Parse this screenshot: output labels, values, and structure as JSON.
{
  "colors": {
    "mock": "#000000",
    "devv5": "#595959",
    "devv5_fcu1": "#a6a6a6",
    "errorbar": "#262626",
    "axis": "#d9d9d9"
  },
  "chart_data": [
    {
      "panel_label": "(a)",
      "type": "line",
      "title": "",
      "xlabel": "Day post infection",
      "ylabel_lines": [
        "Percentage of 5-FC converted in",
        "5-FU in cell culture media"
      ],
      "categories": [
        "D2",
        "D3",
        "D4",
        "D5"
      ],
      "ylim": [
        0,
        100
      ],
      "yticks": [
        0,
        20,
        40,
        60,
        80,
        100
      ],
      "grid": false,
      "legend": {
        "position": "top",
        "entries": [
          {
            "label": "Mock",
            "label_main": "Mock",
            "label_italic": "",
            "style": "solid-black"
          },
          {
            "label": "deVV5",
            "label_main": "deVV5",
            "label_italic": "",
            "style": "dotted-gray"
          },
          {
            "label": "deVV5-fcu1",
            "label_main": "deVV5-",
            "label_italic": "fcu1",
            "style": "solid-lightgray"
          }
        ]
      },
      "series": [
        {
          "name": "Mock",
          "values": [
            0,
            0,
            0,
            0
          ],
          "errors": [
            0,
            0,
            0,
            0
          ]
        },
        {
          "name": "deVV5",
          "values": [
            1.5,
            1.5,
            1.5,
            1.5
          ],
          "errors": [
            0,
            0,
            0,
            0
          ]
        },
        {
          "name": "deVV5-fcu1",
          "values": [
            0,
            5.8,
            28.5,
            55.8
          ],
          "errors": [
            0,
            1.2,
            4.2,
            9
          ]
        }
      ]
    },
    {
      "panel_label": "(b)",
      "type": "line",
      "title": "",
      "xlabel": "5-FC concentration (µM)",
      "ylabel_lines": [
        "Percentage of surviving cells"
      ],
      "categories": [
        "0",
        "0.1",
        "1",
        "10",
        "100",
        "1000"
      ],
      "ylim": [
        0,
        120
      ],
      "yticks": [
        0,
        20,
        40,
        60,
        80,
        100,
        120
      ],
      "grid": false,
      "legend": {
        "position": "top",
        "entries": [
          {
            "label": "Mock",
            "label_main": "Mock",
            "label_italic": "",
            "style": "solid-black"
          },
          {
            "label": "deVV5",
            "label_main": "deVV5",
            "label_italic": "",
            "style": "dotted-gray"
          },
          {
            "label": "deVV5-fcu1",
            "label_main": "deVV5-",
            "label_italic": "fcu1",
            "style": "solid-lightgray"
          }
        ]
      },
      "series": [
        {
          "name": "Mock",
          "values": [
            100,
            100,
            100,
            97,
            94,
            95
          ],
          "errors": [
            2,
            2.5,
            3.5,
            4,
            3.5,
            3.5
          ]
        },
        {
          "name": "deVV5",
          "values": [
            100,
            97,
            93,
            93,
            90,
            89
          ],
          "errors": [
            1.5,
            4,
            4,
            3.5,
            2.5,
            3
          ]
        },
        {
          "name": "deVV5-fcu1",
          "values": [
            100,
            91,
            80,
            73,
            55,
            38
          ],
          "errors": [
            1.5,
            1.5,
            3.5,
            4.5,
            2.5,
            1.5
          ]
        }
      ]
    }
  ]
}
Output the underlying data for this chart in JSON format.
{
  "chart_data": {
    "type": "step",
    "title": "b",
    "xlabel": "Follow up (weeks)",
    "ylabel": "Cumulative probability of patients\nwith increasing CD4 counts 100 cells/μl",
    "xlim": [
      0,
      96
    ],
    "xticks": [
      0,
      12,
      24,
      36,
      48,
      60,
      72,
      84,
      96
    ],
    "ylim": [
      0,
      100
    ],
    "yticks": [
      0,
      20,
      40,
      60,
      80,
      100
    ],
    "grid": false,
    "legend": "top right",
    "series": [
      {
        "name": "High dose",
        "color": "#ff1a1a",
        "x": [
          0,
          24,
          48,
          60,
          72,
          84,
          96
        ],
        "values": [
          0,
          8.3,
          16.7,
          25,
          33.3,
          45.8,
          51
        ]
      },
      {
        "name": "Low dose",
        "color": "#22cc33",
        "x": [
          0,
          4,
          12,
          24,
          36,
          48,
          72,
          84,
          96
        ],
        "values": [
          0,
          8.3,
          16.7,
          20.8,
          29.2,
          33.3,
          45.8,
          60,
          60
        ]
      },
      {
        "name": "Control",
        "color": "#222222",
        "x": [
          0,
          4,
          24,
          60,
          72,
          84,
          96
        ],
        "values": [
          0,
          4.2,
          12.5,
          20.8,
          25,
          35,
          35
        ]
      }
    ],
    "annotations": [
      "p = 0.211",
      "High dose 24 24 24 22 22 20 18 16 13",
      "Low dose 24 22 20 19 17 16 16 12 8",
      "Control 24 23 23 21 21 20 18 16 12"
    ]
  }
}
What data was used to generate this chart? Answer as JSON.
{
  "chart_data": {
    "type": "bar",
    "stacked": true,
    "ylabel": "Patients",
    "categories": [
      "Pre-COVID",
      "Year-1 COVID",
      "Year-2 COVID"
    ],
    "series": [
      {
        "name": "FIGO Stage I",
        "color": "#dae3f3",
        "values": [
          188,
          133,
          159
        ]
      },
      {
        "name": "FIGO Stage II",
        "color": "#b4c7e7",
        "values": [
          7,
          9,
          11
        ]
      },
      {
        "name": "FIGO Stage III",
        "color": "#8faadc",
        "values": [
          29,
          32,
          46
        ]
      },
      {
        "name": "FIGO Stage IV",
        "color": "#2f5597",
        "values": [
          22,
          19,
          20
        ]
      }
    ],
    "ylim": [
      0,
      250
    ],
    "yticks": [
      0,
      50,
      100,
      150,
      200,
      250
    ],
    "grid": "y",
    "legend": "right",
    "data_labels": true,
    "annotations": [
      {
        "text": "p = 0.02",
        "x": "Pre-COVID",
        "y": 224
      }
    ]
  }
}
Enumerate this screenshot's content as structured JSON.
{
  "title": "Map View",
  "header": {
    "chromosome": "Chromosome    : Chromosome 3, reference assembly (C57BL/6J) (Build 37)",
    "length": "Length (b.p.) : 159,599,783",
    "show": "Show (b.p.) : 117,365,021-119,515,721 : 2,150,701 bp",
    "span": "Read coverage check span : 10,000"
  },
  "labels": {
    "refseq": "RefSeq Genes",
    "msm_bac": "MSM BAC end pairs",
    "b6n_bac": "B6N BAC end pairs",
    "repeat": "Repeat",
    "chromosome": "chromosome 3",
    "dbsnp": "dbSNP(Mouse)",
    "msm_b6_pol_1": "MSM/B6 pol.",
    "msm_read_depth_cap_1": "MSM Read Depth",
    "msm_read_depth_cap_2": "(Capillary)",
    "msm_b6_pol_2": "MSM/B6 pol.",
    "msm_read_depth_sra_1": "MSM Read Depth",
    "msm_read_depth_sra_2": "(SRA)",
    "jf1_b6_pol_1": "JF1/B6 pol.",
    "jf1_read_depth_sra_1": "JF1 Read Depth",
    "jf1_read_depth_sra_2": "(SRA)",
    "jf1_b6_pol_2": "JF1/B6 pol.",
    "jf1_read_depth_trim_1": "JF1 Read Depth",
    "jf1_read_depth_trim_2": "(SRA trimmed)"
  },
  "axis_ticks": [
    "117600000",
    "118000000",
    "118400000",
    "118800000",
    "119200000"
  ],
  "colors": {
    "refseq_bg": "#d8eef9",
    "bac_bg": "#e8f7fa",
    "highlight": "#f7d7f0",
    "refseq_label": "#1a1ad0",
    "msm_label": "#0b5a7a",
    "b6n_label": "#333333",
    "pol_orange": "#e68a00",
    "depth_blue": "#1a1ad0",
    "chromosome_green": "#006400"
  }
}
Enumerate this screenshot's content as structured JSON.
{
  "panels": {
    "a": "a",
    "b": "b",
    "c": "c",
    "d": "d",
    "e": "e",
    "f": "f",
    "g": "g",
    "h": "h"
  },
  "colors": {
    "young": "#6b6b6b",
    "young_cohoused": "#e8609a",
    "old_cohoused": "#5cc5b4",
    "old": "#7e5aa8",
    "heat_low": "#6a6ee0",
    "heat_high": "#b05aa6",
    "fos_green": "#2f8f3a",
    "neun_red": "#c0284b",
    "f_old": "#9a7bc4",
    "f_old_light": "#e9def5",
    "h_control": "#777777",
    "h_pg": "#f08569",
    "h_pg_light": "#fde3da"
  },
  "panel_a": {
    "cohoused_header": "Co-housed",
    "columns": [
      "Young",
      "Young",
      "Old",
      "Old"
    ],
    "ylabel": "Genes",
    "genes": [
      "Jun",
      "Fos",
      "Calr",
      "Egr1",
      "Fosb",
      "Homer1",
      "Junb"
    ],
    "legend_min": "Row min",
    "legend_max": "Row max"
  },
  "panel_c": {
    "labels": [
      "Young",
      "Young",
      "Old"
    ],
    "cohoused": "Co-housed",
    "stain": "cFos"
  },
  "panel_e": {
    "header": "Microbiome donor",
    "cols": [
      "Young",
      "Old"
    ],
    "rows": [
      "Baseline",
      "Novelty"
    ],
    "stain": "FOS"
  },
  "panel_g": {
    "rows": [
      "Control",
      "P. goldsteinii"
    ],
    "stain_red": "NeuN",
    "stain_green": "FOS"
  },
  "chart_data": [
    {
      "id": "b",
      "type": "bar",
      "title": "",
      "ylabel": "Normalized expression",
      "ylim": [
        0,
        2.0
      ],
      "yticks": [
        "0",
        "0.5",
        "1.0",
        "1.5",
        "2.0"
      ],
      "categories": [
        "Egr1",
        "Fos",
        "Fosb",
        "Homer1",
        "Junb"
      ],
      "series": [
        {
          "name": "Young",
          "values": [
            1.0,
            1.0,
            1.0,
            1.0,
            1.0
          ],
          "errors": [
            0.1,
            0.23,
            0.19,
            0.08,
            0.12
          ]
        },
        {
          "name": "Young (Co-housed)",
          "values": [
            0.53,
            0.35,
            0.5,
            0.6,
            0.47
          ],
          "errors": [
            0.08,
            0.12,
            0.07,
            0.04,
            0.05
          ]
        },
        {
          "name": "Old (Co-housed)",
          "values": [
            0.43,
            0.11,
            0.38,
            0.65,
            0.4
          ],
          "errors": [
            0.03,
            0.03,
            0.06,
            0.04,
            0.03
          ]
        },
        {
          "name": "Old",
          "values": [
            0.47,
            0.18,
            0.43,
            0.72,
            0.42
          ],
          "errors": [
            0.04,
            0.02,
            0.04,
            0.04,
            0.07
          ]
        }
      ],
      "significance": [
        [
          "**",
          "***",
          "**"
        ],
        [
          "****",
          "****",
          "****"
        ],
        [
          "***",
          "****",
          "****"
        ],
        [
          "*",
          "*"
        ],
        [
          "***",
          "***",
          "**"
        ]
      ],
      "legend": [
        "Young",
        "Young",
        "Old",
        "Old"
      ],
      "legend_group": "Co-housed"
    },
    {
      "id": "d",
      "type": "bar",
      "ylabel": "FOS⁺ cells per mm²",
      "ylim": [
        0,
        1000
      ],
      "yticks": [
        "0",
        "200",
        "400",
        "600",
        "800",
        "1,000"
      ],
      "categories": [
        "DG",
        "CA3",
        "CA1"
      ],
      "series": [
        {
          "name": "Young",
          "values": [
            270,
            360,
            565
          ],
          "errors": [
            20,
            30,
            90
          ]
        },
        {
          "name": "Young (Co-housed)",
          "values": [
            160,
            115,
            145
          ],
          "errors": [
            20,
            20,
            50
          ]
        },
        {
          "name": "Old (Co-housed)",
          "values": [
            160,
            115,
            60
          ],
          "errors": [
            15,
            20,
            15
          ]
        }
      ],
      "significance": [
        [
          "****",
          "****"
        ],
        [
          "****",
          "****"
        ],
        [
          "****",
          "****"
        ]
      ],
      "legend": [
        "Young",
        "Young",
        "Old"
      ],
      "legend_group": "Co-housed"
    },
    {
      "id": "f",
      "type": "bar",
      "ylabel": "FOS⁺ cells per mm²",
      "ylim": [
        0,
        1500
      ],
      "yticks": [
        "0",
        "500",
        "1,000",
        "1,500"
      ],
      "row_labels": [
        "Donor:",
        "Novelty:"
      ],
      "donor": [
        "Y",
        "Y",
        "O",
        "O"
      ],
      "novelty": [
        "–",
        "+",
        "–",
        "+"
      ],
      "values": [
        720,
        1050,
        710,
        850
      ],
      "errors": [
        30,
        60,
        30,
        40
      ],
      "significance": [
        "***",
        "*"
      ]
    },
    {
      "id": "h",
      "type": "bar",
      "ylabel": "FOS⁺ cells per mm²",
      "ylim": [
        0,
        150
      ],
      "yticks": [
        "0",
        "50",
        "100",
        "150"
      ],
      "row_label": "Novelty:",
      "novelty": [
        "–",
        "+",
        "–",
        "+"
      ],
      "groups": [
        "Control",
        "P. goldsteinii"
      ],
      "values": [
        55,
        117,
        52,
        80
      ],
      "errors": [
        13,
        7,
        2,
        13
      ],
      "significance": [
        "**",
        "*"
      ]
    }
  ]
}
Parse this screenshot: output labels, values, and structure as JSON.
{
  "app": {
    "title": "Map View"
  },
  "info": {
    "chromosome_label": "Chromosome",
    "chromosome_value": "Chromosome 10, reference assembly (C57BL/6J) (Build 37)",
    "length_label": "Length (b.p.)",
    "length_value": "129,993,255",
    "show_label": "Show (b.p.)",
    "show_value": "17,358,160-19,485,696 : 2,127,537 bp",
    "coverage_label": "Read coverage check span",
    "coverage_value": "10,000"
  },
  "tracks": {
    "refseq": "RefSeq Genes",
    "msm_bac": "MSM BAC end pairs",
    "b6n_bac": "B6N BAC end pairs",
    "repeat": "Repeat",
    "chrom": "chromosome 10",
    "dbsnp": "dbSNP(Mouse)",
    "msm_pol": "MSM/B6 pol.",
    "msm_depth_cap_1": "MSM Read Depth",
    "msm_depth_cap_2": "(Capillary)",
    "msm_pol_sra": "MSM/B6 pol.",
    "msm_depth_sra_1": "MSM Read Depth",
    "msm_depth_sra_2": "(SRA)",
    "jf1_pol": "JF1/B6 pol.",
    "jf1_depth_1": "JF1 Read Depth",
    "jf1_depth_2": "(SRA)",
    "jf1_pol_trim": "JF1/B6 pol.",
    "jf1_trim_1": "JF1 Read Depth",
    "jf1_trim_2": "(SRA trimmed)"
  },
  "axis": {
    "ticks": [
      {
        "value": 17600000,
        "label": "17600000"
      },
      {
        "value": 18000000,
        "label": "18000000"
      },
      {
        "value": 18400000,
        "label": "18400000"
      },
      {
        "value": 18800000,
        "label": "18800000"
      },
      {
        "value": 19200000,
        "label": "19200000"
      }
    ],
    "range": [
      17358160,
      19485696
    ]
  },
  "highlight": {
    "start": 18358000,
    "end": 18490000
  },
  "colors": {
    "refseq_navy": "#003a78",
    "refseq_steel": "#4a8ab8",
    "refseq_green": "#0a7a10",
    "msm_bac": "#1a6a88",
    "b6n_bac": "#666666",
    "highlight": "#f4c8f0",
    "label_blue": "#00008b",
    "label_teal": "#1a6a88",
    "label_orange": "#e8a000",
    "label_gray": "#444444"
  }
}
┄┄┄┄┄┄┄┄┄┄┄┄┄┄┄┄┄┄┄┄
- Task to complete -
The word to look for is "COVID"; copy out every line of the entries that holds it.

- Result of the task -
      "Pre-COVID",
      "Year-1 COVID",
      "Year-2 COVID"
        "x": "Pre-COVID",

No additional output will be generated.